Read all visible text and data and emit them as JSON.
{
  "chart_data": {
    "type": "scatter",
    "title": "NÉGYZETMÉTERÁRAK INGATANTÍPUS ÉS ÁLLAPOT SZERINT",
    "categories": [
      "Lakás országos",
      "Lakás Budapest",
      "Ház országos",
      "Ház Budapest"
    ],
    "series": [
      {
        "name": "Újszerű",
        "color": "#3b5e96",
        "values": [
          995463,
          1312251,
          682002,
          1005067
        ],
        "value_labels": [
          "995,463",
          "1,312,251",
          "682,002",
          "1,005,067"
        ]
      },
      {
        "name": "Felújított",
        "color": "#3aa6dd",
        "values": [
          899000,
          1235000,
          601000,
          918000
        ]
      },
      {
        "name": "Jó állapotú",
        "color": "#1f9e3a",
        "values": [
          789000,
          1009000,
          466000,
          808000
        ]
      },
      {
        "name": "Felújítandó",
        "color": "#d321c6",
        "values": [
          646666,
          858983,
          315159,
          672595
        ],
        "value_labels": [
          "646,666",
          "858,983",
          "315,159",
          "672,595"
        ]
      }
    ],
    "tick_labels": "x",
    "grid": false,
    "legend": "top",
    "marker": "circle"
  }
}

━━━━━━━━━━━━━━━━━━━━━━━━━━━━━━

- _Task statement_: Repeat the records above exactly, leaving none out.

- _Finished answer_:
Read all visible text and data and emit them as JSON.
{
  "chart_data": {
    "type": "scatter",
    "title": "NÉGYZETMÉTERÁRAK INGATANTÍPUS ÉS ÁLLAPOT SZERINT",
    "categories": [
      "Lakás országos",
      "Lakás Budapest",
      "Ház országos",
      "Ház Budapest"
    ],
    "series": [
      {
        "name": "Újszerű",
        "color": "#3b5e96",
        "values": [
          995463,
          1312251,
          682002,
          1005067
        ],
        "value_labels": [
          "995,463",
          "1,312,251",
          "682,002",
          "1,005,067"
        ]
      },
      {
        "name": "Felújított",
        "color": "#3aa6dd",
        "values": [
          899000,
          1235000,
          601000,
          918000
        ]
      },
      {
        "name": "Jó állapotú",
        "color": "#1f9e3a",
        "values": [
          789000,
          1009000,
          466000,
          808000
        ]
      },
      {
        "name": "Felújítandó",
        "color": "#d321c6",
        "values": [
          646666,
          858983,
          315159,
          672595
        ],
        "value_labels": [
          "646,666",
          "858,983",
          "315,159",
          "672,595"
        ]
      }
    ],
    "tick_labels": "x",
    "grid": false,
    "legend": "top",
    "marker": "circle"
  }
}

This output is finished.